What follows is a listing; restate every line of it word for word.

┌─ Data supplied

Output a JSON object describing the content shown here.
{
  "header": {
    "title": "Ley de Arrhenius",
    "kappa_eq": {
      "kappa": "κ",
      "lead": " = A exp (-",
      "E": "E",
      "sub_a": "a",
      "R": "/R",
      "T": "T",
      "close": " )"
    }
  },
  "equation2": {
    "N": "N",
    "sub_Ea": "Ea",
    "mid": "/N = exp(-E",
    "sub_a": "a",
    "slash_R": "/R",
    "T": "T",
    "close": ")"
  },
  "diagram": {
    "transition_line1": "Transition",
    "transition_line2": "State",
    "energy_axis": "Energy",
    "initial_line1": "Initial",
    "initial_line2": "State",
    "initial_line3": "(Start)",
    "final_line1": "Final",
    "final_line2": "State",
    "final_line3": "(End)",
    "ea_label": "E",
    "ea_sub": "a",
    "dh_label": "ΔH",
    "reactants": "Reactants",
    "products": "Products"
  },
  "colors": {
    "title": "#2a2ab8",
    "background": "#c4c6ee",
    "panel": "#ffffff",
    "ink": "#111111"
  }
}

└─

» **Response**
Output a JSON object describing the content shown here.
{
  "header": {
    "title": "Ley de Arrhenius",
    "kappa_eq": {
      "kappa": "κ",
      "lead": " = A exp (-",
      "E": "E",
      "sub_a": "a",
      "R": "/R",
      "T": "T",
      "close": " )"
    }
  },
  "equation2": {
    "N": "N",
    "sub_Ea": "Ea",
    "mid": "/N = exp(-E",
    "sub_a": "a",
    "slash_R": "/R",
    "T": "T",
    "close": ")"
  },
  "diagram": {
    "transition_line1": "Transition",
    "transition_line2": "State",
    "energy_axis": "Energy",
    "initial_line1": "Initial",
    "initial_line2": "State",
    "initial_line3": "(Start)",
    "final_line1": "Final",
    "final_line2": "State",
    "final_line3": "(End)",
    "ea_label": "E",
    "ea_sub": "a",
    "dh_label": "ΔH",
    "reactants": "Reactants",
    "products": "Products"
  },
  "colors": {
    "title": "#2a2ab8",
    "background": "#c4c6ee",
    "panel": "#ffffff",
    "ink": "#111111"
  }
}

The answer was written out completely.